Written exercise -> Write the entries below out again exactly; any picture in them stays out.

Exercise input ->

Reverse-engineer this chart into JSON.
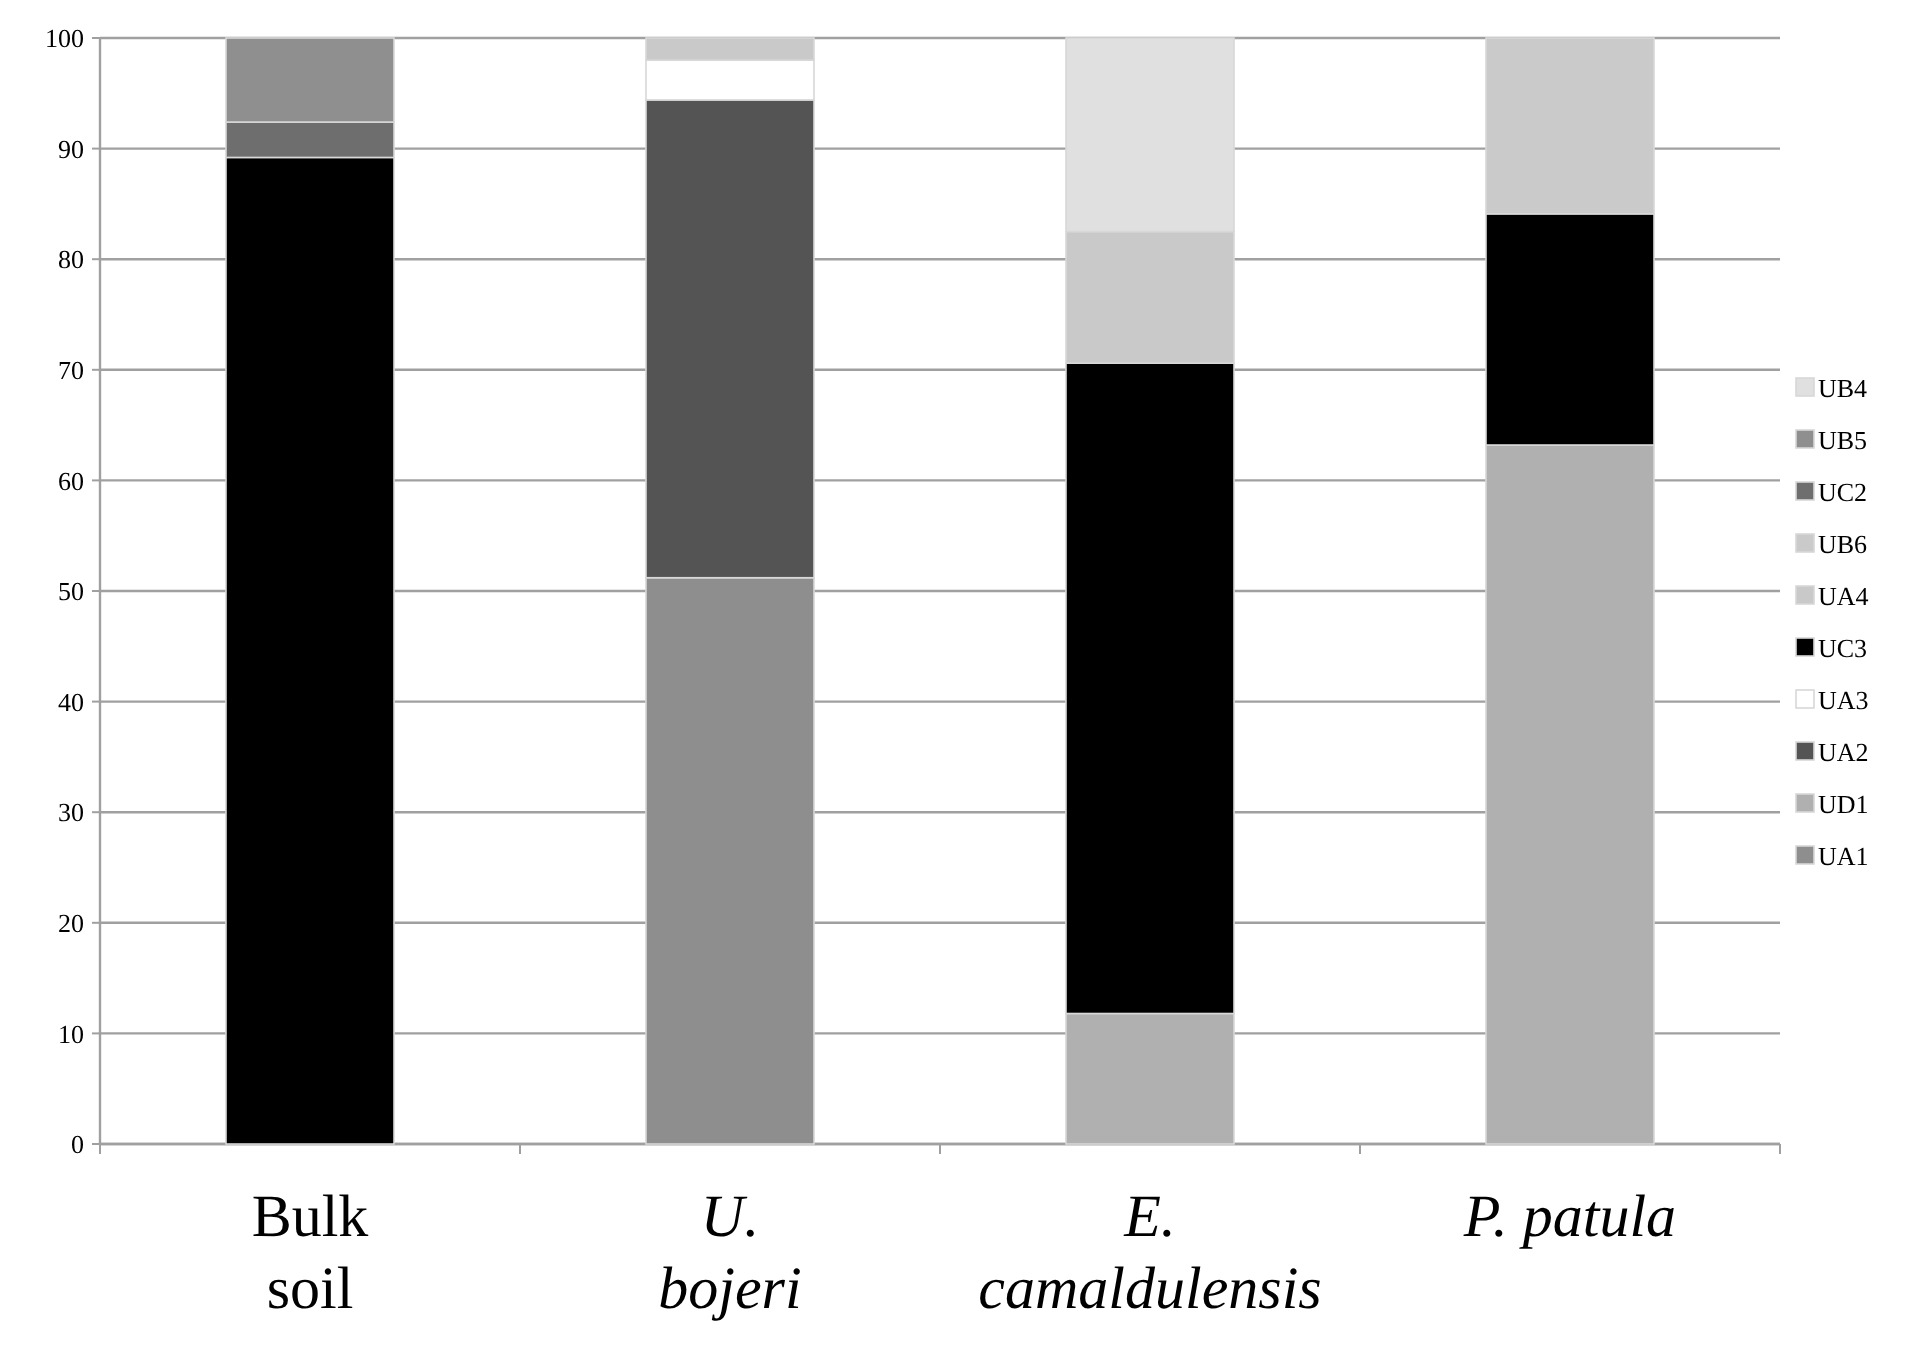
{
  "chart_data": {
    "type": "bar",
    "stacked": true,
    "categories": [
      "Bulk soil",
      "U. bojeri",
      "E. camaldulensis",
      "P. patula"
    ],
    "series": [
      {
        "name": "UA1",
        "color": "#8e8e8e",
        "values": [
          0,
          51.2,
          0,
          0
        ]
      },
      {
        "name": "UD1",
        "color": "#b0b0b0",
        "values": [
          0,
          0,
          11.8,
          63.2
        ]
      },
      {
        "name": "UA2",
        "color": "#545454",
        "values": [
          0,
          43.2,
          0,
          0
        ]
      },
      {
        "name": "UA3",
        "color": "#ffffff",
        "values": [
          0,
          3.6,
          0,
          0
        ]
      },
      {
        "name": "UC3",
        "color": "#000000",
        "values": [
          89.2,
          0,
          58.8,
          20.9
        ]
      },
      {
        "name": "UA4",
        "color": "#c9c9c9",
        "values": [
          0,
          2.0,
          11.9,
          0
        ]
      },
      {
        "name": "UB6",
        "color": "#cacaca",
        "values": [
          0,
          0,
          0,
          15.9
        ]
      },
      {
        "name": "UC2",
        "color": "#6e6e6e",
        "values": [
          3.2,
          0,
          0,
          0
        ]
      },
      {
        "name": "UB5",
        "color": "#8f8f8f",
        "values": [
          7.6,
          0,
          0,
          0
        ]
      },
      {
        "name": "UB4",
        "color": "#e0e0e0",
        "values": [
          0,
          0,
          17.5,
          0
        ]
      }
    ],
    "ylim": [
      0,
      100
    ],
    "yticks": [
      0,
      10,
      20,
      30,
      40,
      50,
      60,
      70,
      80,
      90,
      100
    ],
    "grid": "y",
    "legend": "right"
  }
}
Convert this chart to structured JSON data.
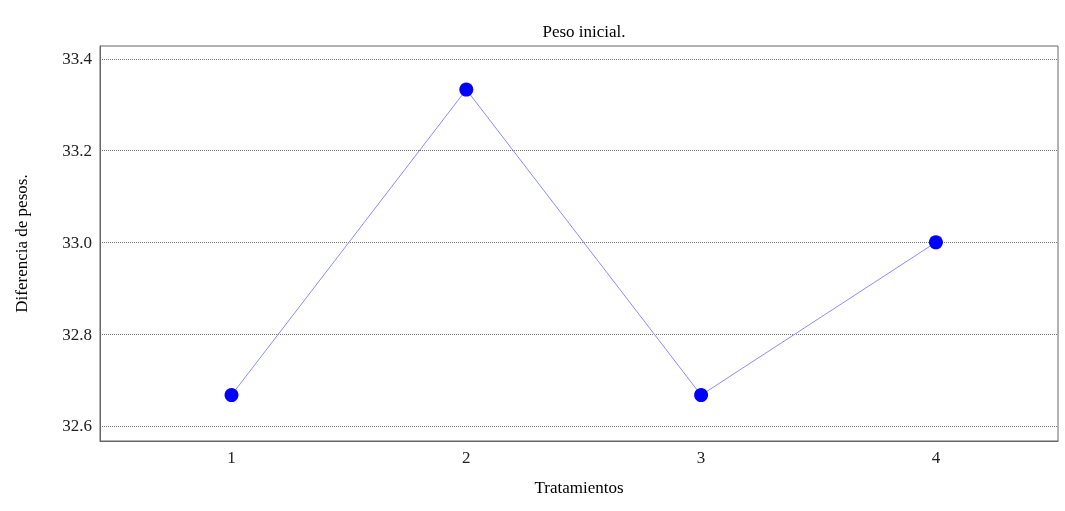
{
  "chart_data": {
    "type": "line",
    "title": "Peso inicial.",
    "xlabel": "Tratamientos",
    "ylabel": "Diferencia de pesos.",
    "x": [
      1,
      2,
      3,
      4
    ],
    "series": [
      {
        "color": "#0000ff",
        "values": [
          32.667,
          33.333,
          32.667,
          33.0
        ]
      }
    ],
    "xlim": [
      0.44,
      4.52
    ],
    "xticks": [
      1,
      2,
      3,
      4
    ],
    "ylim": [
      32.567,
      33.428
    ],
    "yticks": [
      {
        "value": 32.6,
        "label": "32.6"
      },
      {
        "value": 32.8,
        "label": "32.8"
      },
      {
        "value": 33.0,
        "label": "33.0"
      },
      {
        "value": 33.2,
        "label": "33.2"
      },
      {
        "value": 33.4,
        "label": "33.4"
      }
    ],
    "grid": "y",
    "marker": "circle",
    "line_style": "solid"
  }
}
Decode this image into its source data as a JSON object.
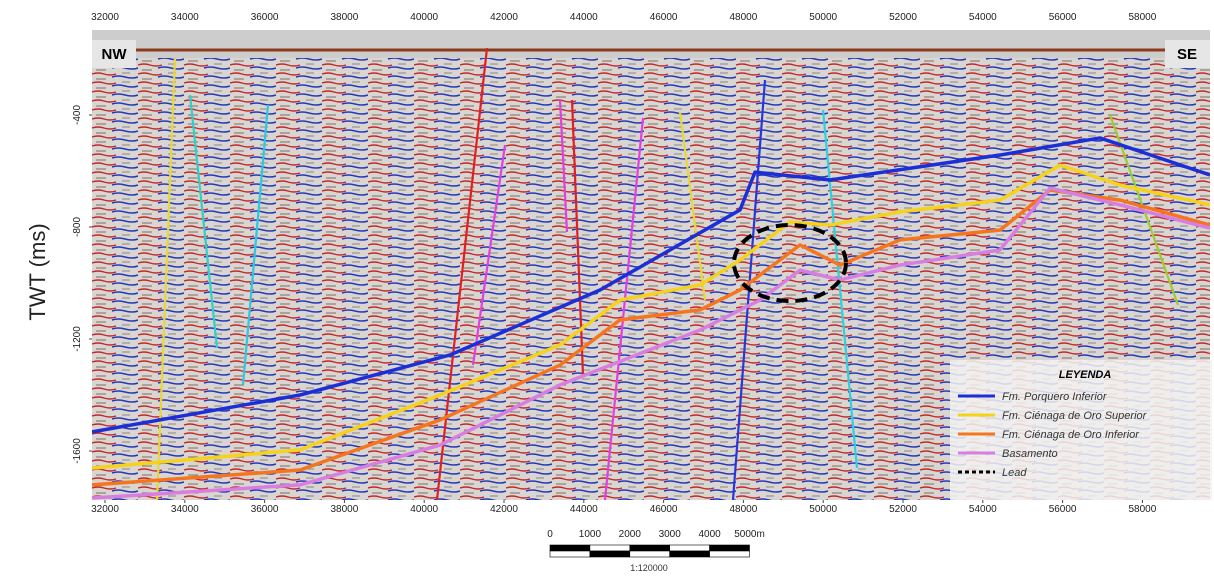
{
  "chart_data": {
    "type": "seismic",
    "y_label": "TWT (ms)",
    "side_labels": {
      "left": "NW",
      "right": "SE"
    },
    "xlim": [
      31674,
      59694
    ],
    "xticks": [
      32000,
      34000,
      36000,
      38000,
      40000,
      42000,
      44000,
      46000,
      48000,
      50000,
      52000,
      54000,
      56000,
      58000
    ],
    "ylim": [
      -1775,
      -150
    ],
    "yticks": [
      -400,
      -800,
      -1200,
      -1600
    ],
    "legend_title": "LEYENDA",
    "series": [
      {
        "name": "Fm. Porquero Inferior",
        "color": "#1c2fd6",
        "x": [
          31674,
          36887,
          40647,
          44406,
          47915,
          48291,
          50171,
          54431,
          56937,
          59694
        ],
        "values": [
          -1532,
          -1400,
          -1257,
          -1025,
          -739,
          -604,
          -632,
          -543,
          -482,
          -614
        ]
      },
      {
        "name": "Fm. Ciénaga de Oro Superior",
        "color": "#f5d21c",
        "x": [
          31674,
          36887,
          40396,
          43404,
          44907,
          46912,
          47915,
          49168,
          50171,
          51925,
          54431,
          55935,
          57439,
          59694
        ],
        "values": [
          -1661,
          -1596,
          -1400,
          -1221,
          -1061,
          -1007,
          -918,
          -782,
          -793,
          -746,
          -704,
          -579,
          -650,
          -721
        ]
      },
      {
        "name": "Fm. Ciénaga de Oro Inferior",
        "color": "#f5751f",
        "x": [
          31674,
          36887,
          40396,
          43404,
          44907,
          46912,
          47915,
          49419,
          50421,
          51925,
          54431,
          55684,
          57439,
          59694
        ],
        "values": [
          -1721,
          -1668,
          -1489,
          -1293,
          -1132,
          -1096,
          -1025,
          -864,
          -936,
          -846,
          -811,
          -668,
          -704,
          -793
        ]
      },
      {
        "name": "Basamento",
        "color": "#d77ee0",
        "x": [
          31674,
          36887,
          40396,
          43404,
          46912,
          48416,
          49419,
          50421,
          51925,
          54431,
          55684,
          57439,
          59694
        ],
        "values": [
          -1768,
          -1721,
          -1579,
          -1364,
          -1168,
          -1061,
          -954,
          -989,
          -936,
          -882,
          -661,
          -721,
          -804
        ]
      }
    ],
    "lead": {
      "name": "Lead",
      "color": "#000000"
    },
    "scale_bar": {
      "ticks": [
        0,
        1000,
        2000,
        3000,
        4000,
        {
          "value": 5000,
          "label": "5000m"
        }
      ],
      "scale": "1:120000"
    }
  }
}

Answer to this problem ->
Reverse-engineer this chart into JSON.
{
  "chart_data": {
    "type": "bar",
    "stacked": true,
    "categories": [
      "Bulk soil",
      "U. bojeri",
      "E. camaldulensis",
      "P. patula"
    ],
    "series": [
      {
        "name": "UA1",
        "color": "#8e8e8e",
        "values": [
          0,
          51.2,
          0,
          0
        ]
      },
      {
        "name": "UD1",
        "color": "#b0b0b0",
        "values": [
          0,
          0,
          11.8,
          63.2
        ]
      },
      {
        "name": "UA2",
        "color": "#545454",
        "values": [
          0,
          43.2,
          0,
          0
        ]
      },
      {
        "name": "UA3",
        "color": "#ffffff",
        "values": [
          0,
          3.6,
          0,
          0
        ]
      },
      {
        "name": "UC3",
        "color": "#000000",
        "values": [
          89.2,
          0,
          58.8,
          20.9
        ]
      },
      {
        "name": "UA4",
        "color": "#c9c9c9",
        "values": [
          0,
          2.0,
          11.9,
          0
        ]
      },
      {
        "name": "UB6",
        "color": "#cacaca",
        "values": [
          0,
          0,
          0,
          15.9
        ]
      },
      {
        "name": "UC2",
        "color": "#6e6e6e",
        "values": [
          3.2,
          0,
          0,
          0
        ]
      },
      {
        "name": "UB5",
        "color": "#8f8f8f",
        "values": [
          7.6,
          0,
          0,
          0
        ]
      },
      {
        "name": "UB4",
        "color": "#e0e0e0",
        "values": [
          0,
          0,
          17.5,
          0
        ]
      }
    ],
    "ylim": [
      0,
      100
    ],
    "yticks": [
      0,
      10,
      20,
      30,
      40,
      50,
      60,
      70,
      80,
      90,
      100
    ],
    "grid": "y",
    "legend": "right"
  }
}
Convert this chart to structured JSON data.
{
  "chart_data": {
    "type": "line",
    "title": "Peso inicial.",
    "xlabel": "Tratamientos",
    "ylabel": "Diferencia de pesos.",
    "x": [
      1,
      2,
      3,
      4
    ],
    "series": [
      {
        "color": "#0000ff",
        "values": [
          32.667,
          33.333,
          32.667,
          33.0
        ]
      }
    ],
    "xlim": [
      0.44,
      4.52
    ],
    "xticks": [
      1,
      2,
      3,
      4
    ],
    "ylim": [
      32.567,
      33.428
    ],
    "yticks": [
      {
        "value": 32.6,
        "label": "32.6"
      },
      {
        "value": 32.8,
        "label": "32.8"
      },
      {
        "value": 33.0,
        "label": "33.0"
      },
      {
        "value": 33.2,
        "label": "33.2"
      },
      {
        "value": 33.4,
        "label": "33.4"
      }
    ],
    "grid": "y",
    "marker": "circle",
    "line_style": "solid"
  }
}
Decode this image into its source data as a JSON object.
{
  "chart_data": {
    "type": "seismic",
    "y_label": "TWT (ms)",
    "side_labels": {
      "left": "NW",
      "right": "SE"
    },
    "xlim": [
      31674,
      59694
    ],
    "xticks": [
      32000,
      34000,
      36000,
      38000,
      40000,
      42000,
      44000,
      46000,
      48000,
      50000,
      52000,
      54000,
      56000,
      58000
    ],
    "ylim": [
      -1775,
      -150
    ],
    "yticks": [
      -400,
      -800,
      -1200,
      -1600
    ],
    "legend_title": "LEYENDA",
    "series": [
      {
        "name": "Fm. Porquero Inferior",
        "color": "#1c2fd6",
        "x": [
          31674,
          36887,
          40647,
          44406,
          47915,
          48291,
          50171,
          54431,
          56937,
          59694
        ],
        "values": [
          -1532,
          -1400,
          -1257,
          -1025,
          -739,
          -604,
          -632,
          -543,
          -482,
          -614
        ]
      },
      {
        "name": "Fm. Ciénaga de Oro Superior",
        "color": "#f5d21c",
        "x": [
          31674,
          36887,
          40396,
          43404,
          44907,
          46912,
          47915,
          49168,
          50171,
          51925,
          54431,
          55935,
          57439,
          59694
        ],
        "values": [
          -1661,
          -1596,
          -1400,
          -1221,
          -1061,
          -1007,
          -918,
          -782,
          -793,
          -746,
          -704,
          -579,
          -650,
          -721
        ]
      },
      {
        "name": "Fm. Ciénaga de Oro Inferior",
        "color": "#f5751f",
        "x": [
          31674,
          36887,
          40396,
          43404,
          44907,
          46912,
          47915,
          49419,
          50421,
          51925,
          54431,
          55684,
          57439,
          59694
        ],
        "values": [
          -1721,
          -1668,
          -1489,
          -1293,
          -1132,
          -1096,
          -1025,
          -864,
          -936,
          -846,
          -811,
          -668,
          -704,
          -793
        ]
      },
      {
        "name": "Basamento",
        "color": "#d77ee0",
        "x": [
          31674,
          36887,
          40396,
          43404,
          46912,
          48416,
          49419,
          50421,
          51925,
          54431,
          55684,
          57439,
          59694
        ],
        "values": [
          -1768,
          -1721,
          -1579,
          -1364,
          -1168,
          -1061,
          -954,
          -989,
          -936,
          -882,
          -661,
          -721,
          -804
        ]
      }
    ],
    "lead": {
      "name": "Lead",
      "color": "#000000"
    },
    "scale_bar": {
      "ticks": [
        0,
        1000,
        2000,
        3000,
        4000,
        {
          "value": 5000,
          "label": "5000m"
        }
      ],
      "scale": "1:120000"
    }
  }
}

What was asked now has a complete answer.